▸ What you have to do
Read through the data and report every line in which the word "suspended" occurs.

[BEGIN Data lines]

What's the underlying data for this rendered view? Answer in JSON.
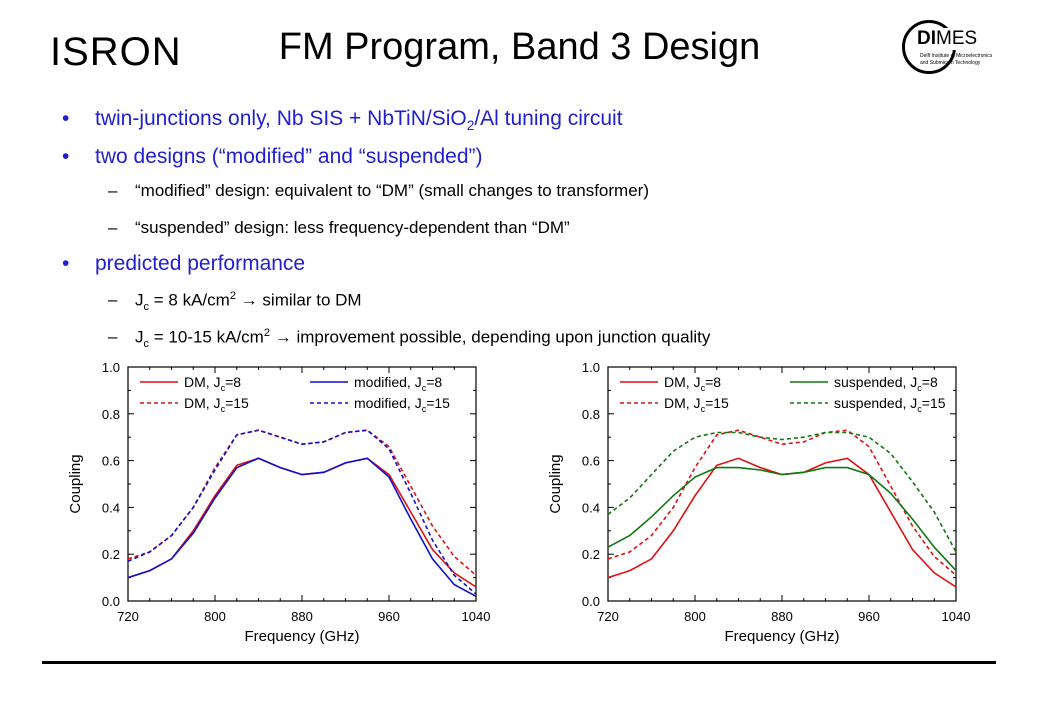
{
  "header": {
    "title": "FM Program, Band 3 Design",
    "logo_left": "ISRON",
    "logo_right": {
      "word_bold": "DI",
      "word_rest": "MES",
      "sub1": "Delft Institute of Microelectronics",
      "sub2": "and Submicron Technology"
    }
  },
  "bullets": [
    {
      "level": 1,
      "pre": "twin-junctions only, Nb SIS + NbTiN/SiO",
      "sub": "2",
      "post": "/Al tuning circuit"
    },
    {
      "level": 1,
      "pre": "two designs (“modified” and “suspended”)"
    },
    {
      "level": 2,
      "pre": "“modified” design:  equivalent to “DM” (small changes to transformer)"
    },
    {
      "level": 2,
      "pre": "“suspended” design:  less frequency-dependent than “DM”"
    },
    {
      "level": 1,
      "pre": "predicted performance"
    },
    {
      "level": 2,
      "pre": "J",
      "sub": "c",
      "mid": " = 8 kA/cm",
      "sup": "2",
      "post": " → similar to DM"
    },
    {
      "level": 2,
      "pre": "J",
      "sub": "c",
      "mid": " = 10-15 kA/cm",
      "sup": "2",
      "post": " → improvement possible, depending upon junction quality"
    }
  ],
  "chart_data": [
    {
      "type": "line",
      "xlabel": "Frequency (GHz)",
      "ylabel": "Coupling",
      "xlim": [
        720,
        1040
      ],
      "ylim": [
        0.0,
        1.0
      ],
      "xticks": [
        720,
        800,
        880,
        960,
        1040
      ],
      "yticks": [
        0.0,
        0.2,
        0.4,
        0.6,
        0.8,
        1.0
      ],
      "grid": false,
      "legend": "top",
      "x": [
        720,
        740,
        760,
        780,
        800,
        820,
        840,
        860,
        880,
        900,
        920,
        940,
        960,
        980,
        1000,
        1020,
        1040
      ],
      "series": [
        {
          "name": "DM, J_c=8",
          "color": "#dd1111",
          "dash": false,
          "values": [
            0.1,
            0.13,
            0.18,
            0.3,
            0.45,
            0.58,
            0.61,
            0.57,
            0.54,
            0.55,
            0.59,
            0.61,
            0.54,
            0.38,
            0.22,
            0.12,
            0.06
          ]
        },
        {
          "name": "DM, J_c=15",
          "color": "#dd1111",
          "dash": true,
          "values": [
            0.18,
            0.21,
            0.28,
            0.4,
            0.57,
            0.71,
            0.73,
            0.7,
            0.67,
            0.68,
            0.72,
            0.73,
            0.66,
            0.49,
            0.32,
            0.19,
            0.11
          ]
        },
        {
          "name": "modified, J_c=8",
          "color": "#1111cc",
          "dash": false,
          "values": [
            0.1,
            0.13,
            0.18,
            0.29,
            0.44,
            0.57,
            0.61,
            0.57,
            0.54,
            0.55,
            0.59,
            0.61,
            0.53,
            0.35,
            0.18,
            0.07,
            0.02
          ]
        },
        {
          "name": "modified, J_c=15",
          "color": "#1111cc",
          "dash": true,
          "values": [
            0.17,
            0.21,
            0.28,
            0.4,
            0.56,
            0.71,
            0.73,
            0.7,
            0.67,
            0.68,
            0.72,
            0.73,
            0.65,
            0.46,
            0.26,
            0.11,
            0.03
          ]
        }
      ]
    },
    {
      "type": "line",
      "xlabel": "Frequency (GHz)",
      "ylabel": "Coupling",
      "xlim": [
        720,
        1040
      ],
      "ylim": [
        0.0,
        1.0
      ],
      "xticks": [
        720,
        800,
        880,
        960,
        1040
      ],
      "yticks": [
        0.0,
        0.2,
        0.4,
        0.6,
        0.8,
        1.0
      ],
      "grid": false,
      "legend": "top",
      "x": [
        720,
        740,
        760,
        780,
        800,
        820,
        840,
        860,
        880,
        900,
        920,
        940,
        960,
        980,
        1000,
        1020,
        1040
      ],
      "series": [
        {
          "name": "DM, J_c=8",
          "color": "#dd1111",
          "dash": false,
          "values": [
            0.1,
            0.13,
            0.18,
            0.3,
            0.45,
            0.58,
            0.61,
            0.57,
            0.54,
            0.55,
            0.59,
            0.61,
            0.54,
            0.38,
            0.22,
            0.12,
            0.06
          ]
        },
        {
          "name": "DM, J_c=15",
          "color": "#dd1111",
          "dash": true,
          "values": [
            0.18,
            0.21,
            0.28,
            0.4,
            0.57,
            0.71,
            0.73,
            0.7,
            0.67,
            0.68,
            0.72,
            0.73,
            0.66,
            0.49,
            0.32,
            0.19,
            0.11
          ]
        },
        {
          "name": "suspended, J_c=8",
          "color": "#117711",
          "dash": false,
          "values": [
            0.23,
            0.28,
            0.36,
            0.45,
            0.53,
            0.57,
            0.57,
            0.56,
            0.54,
            0.55,
            0.57,
            0.57,
            0.54,
            0.46,
            0.35,
            0.23,
            0.13
          ]
        },
        {
          "name": "suspended, J_c=15",
          "color": "#117711",
          "dash": true,
          "values": [
            0.37,
            0.44,
            0.54,
            0.64,
            0.7,
            0.72,
            0.72,
            0.7,
            0.69,
            0.7,
            0.72,
            0.72,
            0.7,
            0.63,
            0.51,
            0.38,
            0.21
          ]
        }
      ]
    }
  ]
}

[END Data lines]

▸ Answer in full
      "pre": "two designs (“modified” and “suspended”)"
      "pre": "“suspended” design:  less frequency-dependent than “DM”"
          "name": "suspended, J_c=8",
          "name": "suspended, J_c=15",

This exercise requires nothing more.